[START]

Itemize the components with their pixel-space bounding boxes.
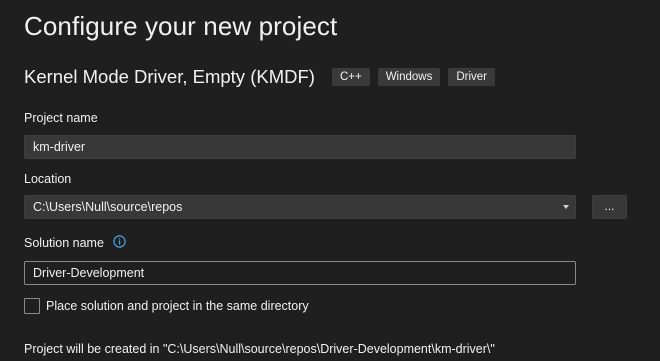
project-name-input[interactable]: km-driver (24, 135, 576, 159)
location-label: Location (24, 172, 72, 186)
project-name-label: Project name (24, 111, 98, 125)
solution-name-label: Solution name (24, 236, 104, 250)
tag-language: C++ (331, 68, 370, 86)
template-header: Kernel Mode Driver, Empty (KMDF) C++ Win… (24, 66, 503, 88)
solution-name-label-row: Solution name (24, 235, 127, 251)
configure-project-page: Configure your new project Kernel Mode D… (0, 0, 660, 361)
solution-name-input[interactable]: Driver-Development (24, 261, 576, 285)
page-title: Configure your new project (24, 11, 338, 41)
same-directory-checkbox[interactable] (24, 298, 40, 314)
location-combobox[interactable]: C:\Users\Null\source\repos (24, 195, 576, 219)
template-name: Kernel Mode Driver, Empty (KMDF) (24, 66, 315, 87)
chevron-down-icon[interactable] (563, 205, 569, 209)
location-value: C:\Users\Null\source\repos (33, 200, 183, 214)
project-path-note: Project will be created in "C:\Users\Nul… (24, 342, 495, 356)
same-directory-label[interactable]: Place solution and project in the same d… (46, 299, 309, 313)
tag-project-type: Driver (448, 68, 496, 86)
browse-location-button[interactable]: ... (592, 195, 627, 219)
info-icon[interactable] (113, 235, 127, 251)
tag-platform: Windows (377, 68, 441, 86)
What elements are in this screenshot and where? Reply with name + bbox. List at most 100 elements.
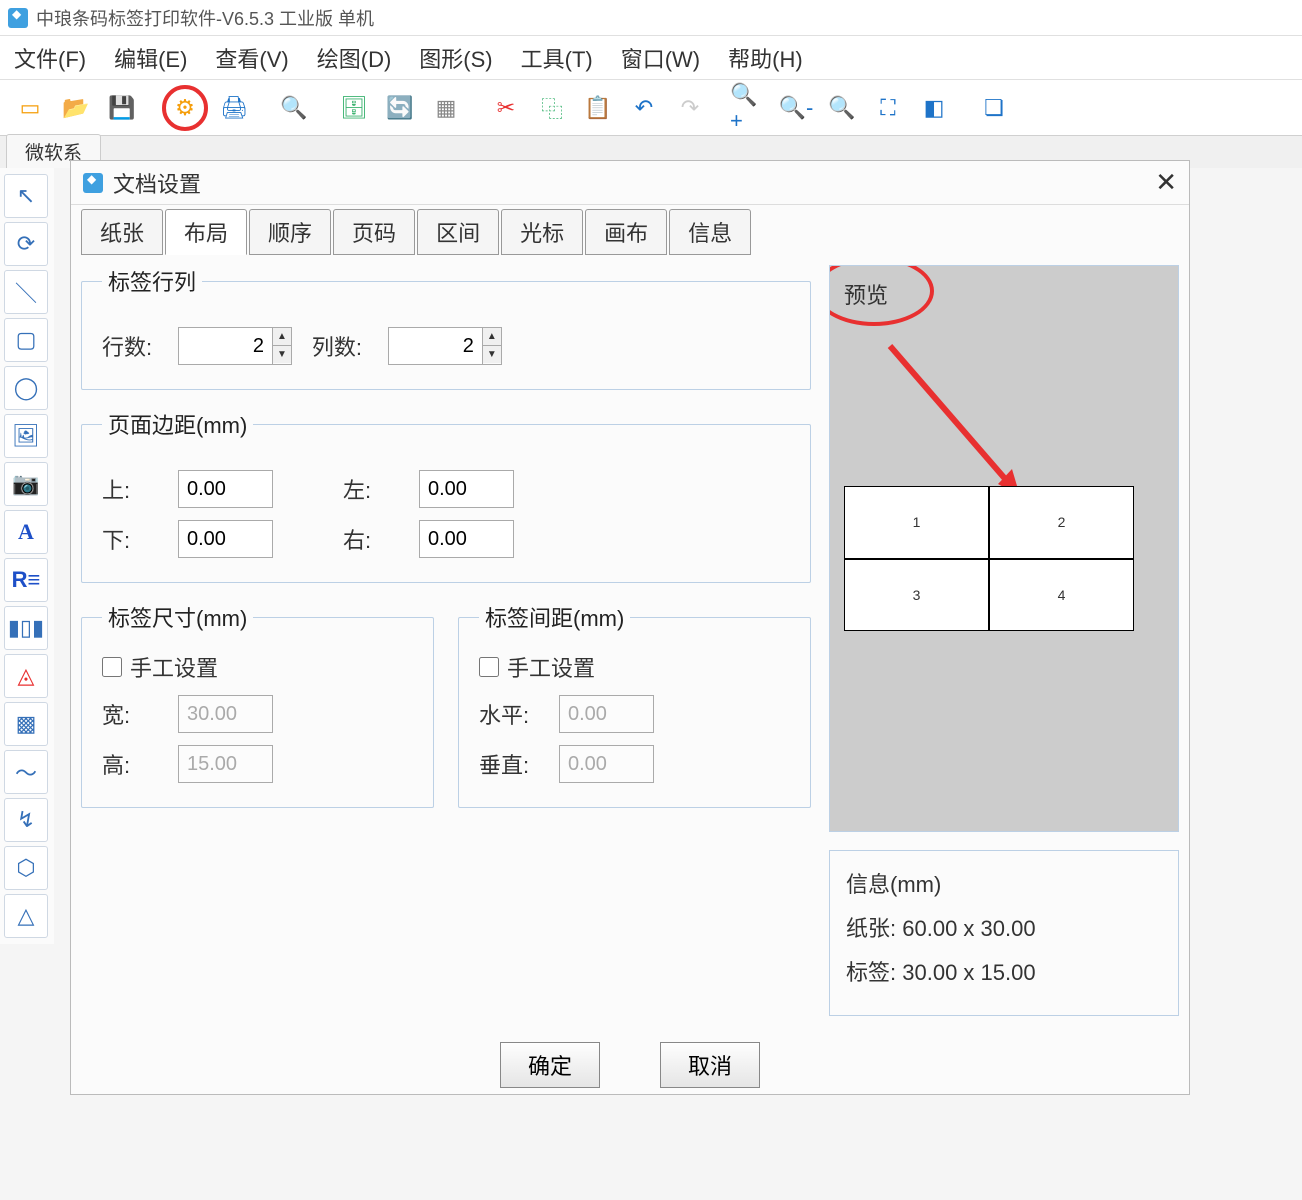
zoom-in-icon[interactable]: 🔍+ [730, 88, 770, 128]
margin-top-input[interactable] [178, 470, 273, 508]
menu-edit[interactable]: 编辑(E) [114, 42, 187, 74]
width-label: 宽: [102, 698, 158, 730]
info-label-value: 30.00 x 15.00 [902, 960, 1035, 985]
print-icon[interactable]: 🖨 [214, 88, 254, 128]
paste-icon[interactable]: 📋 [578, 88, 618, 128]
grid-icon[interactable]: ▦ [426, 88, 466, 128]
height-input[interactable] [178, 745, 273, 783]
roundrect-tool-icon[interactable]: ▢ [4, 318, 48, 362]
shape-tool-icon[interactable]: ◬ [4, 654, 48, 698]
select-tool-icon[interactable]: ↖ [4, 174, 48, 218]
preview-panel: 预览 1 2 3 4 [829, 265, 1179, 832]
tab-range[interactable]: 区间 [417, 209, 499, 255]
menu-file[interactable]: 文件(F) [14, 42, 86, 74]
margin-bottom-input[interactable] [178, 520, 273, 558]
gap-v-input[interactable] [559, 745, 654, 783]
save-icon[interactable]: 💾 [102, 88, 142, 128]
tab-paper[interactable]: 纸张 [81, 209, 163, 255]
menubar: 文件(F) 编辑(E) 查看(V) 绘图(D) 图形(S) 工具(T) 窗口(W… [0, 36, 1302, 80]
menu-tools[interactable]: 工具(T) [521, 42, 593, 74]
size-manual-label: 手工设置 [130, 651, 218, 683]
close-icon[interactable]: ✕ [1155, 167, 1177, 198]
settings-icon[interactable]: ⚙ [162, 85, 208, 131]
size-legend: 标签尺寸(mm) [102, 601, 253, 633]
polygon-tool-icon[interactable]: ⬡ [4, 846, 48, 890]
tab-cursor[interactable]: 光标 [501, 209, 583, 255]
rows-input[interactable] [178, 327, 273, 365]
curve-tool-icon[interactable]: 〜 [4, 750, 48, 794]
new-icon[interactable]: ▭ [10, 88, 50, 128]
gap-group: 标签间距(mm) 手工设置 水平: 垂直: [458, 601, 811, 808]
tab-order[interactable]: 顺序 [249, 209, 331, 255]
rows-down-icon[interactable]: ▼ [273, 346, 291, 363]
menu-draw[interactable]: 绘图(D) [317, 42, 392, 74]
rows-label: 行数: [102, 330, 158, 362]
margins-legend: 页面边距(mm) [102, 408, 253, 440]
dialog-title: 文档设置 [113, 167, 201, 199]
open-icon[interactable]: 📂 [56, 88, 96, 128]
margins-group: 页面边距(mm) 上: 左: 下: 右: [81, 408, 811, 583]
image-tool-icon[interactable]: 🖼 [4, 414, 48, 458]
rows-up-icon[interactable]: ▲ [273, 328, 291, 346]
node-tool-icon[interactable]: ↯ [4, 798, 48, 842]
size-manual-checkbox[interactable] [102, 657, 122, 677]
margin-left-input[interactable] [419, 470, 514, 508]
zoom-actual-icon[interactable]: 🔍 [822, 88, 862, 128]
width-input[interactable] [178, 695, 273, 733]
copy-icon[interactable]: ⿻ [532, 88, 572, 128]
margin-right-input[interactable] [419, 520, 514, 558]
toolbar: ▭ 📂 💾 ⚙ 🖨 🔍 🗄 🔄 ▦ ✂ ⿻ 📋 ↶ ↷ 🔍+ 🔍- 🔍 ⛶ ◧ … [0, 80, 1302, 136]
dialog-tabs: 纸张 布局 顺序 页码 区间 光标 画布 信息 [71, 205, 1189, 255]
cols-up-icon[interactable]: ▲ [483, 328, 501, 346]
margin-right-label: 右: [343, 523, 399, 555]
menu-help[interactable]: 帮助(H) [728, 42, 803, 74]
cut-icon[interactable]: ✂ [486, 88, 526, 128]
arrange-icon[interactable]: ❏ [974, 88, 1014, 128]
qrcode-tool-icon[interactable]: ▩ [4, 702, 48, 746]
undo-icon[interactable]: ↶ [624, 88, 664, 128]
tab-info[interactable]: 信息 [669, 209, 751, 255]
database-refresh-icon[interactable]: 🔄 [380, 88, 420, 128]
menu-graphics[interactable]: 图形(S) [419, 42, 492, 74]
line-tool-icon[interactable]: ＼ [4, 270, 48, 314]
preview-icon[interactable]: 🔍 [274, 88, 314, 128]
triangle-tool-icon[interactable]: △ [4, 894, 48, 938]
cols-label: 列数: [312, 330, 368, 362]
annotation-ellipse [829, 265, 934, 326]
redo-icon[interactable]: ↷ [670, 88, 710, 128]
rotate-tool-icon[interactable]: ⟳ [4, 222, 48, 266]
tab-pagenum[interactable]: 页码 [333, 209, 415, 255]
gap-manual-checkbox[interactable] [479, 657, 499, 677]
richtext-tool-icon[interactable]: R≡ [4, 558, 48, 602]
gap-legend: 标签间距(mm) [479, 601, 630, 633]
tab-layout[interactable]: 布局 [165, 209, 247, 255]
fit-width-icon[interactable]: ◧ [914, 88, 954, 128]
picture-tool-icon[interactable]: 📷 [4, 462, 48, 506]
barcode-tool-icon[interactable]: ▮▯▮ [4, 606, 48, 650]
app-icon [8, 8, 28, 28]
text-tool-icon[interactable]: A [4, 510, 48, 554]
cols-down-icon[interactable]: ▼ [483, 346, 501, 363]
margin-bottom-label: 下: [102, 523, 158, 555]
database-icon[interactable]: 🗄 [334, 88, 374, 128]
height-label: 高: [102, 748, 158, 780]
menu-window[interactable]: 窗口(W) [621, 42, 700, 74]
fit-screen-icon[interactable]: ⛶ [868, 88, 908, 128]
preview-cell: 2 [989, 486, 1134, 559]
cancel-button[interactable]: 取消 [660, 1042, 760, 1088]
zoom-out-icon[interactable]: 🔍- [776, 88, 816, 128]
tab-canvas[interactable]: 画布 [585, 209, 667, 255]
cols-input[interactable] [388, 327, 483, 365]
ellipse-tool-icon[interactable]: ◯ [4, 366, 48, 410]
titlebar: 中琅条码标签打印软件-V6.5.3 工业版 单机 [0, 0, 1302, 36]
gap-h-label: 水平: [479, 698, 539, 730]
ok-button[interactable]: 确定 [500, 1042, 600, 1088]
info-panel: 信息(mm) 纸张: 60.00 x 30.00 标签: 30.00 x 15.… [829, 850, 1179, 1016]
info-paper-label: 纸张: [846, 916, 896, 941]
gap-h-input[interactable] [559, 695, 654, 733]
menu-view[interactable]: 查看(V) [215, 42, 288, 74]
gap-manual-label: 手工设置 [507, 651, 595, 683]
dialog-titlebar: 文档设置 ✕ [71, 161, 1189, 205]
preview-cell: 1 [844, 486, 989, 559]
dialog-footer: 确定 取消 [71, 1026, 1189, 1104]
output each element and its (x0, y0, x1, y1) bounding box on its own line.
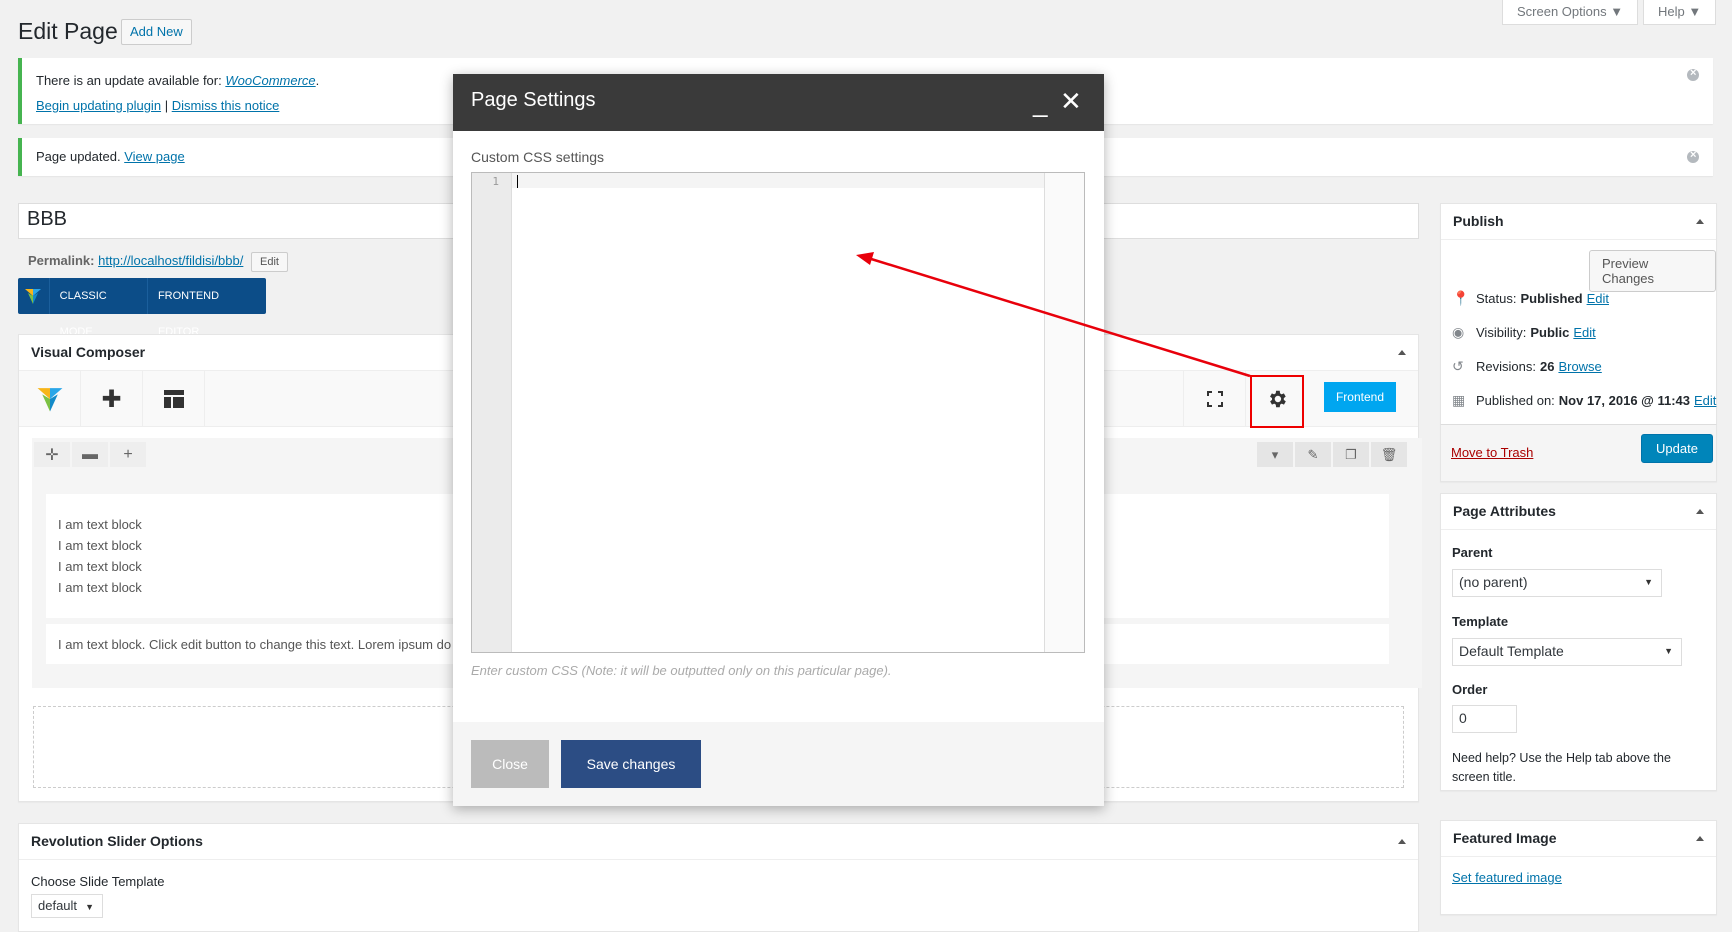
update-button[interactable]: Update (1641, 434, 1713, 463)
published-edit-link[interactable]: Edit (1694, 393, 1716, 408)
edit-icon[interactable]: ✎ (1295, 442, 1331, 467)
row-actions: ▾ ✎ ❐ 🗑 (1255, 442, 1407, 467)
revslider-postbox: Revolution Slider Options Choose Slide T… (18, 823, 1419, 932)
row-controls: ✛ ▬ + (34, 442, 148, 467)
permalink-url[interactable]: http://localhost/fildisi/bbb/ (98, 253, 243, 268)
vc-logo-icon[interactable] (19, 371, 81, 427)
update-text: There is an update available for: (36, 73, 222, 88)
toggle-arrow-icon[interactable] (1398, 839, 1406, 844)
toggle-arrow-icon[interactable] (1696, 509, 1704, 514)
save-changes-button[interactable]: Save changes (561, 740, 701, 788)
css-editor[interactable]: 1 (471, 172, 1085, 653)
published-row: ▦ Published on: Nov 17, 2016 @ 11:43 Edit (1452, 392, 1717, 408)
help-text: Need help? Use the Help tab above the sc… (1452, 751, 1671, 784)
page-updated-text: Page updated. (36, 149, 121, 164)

[END]

• **Task**:
Switch "Driver-Development" to "Driver-Samples" in the stretch from the first line above through the line containing "What elements are", and write out that stretch again with nothing else changed and the pictures left out.

• **Solution**:
Itemize the components with their pixel-space bounding boxes.
project-name-input[interactable]: km-driver (24, 135, 576, 159)
location-label: Location (24, 172, 72, 186)
project-name-label: Project name (24, 111, 98, 125)
solution-name-label: Solution name (24, 236, 104, 250)
tag-language: C++ (331, 68, 370, 86)
template-header: Kernel Mode Driver, Empty (KMDF) C++ Win… (24, 66, 503, 88)
solution-name-label-row: Solution name (24, 235, 127, 251)
configure-project-page: Configure your new project Kernel Mode D… (0, 0, 660, 361)
solution-name-input[interactable]: Driver-Samples (24, 261, 576, 285)
page-title: Configure your new project (24, 11, 338, 41)
same-directory-checkbox[interactable] (24, 298, 40, 314)
location-combobox[interactable]: C:\Users\Null\source\repos (24, 195, 576, 219)
template-name: Kernel Mode Driver, Empty (KMDF) (24, 66, 315, 87)
chevron-down-icon[interactable] (563, 205, 569, 209)
location-value: C:\Users\Null\source\repos (33, 200, 183, 214)
project-path-note: Project will be created in "C:\Users\Nul… (24, 342, 495, 356)
same-directory-label[interactable]: Place solution and project in the same d… (46, 299, 309, 313)
tag-project-type: Driver (448, 68, 496, 86)
browse-location-button[interactable]: ... (592, 195, 627, 219)
info-icon[interactable] (113, 235, 127, 251)
tag-platform: Windows (377, 68, 441, 86)
What elements are in this screenshot and where? Reply with name + bbox. List at most 100 elements.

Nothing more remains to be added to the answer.